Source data
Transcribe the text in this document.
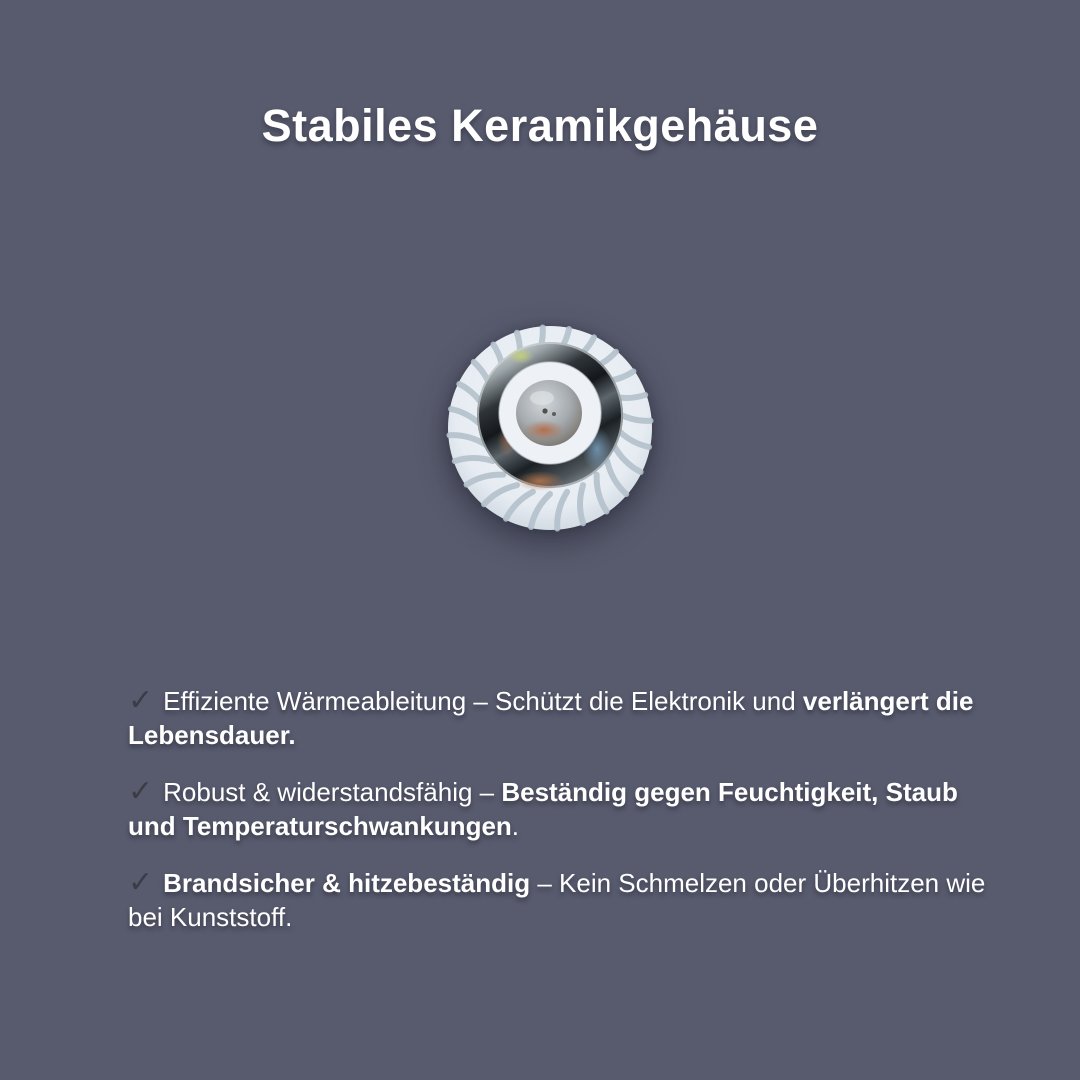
Stabiles Keramikgehäuse
✓ Effiziente Wärmeableitung – Schützt die Elektronik und verlängert die Lebensdauer.
✓ Robust & widerstandsfähig – Beständig gegen Feuchtigkeit, Staub und Temperaturschwankungen.
✓ Brandsicher & hitzebeständig – Kein Schmelzen oder Überhitzen wie bei Kunststoff.
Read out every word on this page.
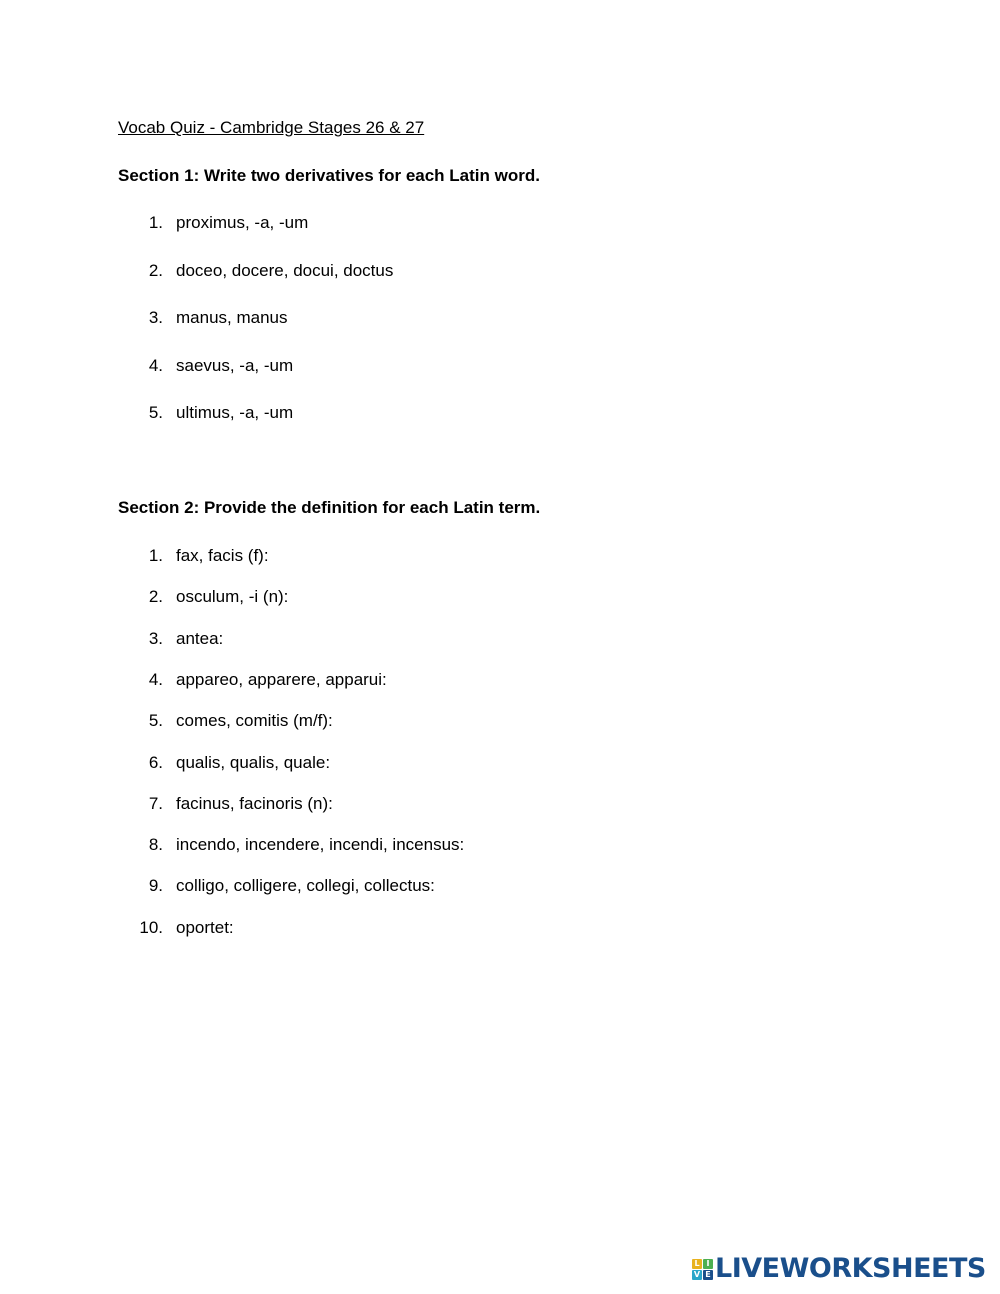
Vocab Quiz - Cambridge Stages 26 & 27
Section 1: Write two derivatives for each Latin word.
1. proximus, -a, -um
2. doceo, docere, docui, doctus
3. manus, manus
4. saevus, -a, -um
5. ultimus, -a, -um
Section 2: Provide the definition for each Latin term.
1. fax, facis (f):
2. osculum, -i (n):
3. antea:
4. appareo, apparere, apparui:
5. comes, comitis (m/f):
6. qualis, qualis, quale:
7. facinus, facinoris (n):
8. incendo, incendere, incendi, incensus:
9. colligo, colligere, collegi, collectus:
10. oportet:
L I
V E LIVEWORKSHEETS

— Brief —
Extract only the lines from the one that contains "Read out every word on this page." through the end of the records, inclusive, and omit every picture.

— Answer to this task —
Read out every word on this page.
Vocab Quiz - Cambridge Stages 26 & 27
Section 1: Write two derivatives for each Latin word.
1. proximus, -a, -um
2. doceo, docere, docui, doctus
3. manus, manus
4. saevus, -a, -um
5. ultimus, -a, -um
Section 2: Provide the definition for each Latin term.
1. fax, facis (f):
2. osculum, -i (n):
3. antea:
4. appareo, apparere, apparui:
5. comes, comitis (m/f):
6. qualis, qualis, quale:
7. facinus, facinoris (n):
8. incendo, incendere, incendi, incensus:
9. colligo, colligere, collegi, collectus:
10. oportet:
L I
V E LIVEWORKSHEETS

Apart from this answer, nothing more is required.